(TO BE DONE) In the data below, locate each line with the word "label" and list it.
----- RECORD SET
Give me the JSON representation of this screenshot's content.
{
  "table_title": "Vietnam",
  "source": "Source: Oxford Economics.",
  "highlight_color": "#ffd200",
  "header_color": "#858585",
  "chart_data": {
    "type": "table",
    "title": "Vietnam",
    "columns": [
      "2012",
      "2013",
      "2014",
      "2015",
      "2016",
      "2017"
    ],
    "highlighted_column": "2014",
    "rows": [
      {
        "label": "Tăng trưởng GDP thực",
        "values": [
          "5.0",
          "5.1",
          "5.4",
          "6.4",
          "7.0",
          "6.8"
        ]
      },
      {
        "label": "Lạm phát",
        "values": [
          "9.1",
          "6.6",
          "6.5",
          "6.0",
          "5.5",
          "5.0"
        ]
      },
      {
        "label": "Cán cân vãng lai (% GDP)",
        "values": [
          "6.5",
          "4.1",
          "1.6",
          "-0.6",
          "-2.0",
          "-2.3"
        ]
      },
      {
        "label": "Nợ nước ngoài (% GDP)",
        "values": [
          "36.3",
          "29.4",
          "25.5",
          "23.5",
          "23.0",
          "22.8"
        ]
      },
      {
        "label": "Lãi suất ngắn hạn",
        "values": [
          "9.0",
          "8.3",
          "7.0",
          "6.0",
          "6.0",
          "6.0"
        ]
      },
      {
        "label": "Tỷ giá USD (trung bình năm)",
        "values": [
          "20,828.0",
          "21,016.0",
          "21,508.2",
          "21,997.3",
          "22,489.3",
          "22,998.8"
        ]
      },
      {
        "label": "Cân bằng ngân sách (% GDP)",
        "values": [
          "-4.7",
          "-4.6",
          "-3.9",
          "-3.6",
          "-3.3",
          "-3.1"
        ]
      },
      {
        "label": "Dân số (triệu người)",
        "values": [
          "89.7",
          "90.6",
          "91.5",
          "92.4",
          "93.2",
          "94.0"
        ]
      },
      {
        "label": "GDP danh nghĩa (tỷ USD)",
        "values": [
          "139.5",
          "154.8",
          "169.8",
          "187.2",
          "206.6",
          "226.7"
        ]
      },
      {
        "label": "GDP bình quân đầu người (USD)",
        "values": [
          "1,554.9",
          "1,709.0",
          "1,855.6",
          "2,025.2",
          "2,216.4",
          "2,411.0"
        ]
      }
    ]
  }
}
----------
(TASK RESPONSE)
        "label": "Tăng trưởng GDP thực",
        "label": "Lạm phát",
        "label": "Cán cân vãng lai (% GDP)",
        "label": "Nợ nước ngoài (% GDP)",
        "label": "Lãi suất ngắn hạn",
        "label": "Tỷ giá USD (trung bình năm)",
        "label": "Cân bằng ngân sách (% GDP)",
        "label": "Dân số (triệu người)",
        "label": "GDP danh nghĩa (tỷ USD)",
        "label": "GDP bình quân đầu người (USD)",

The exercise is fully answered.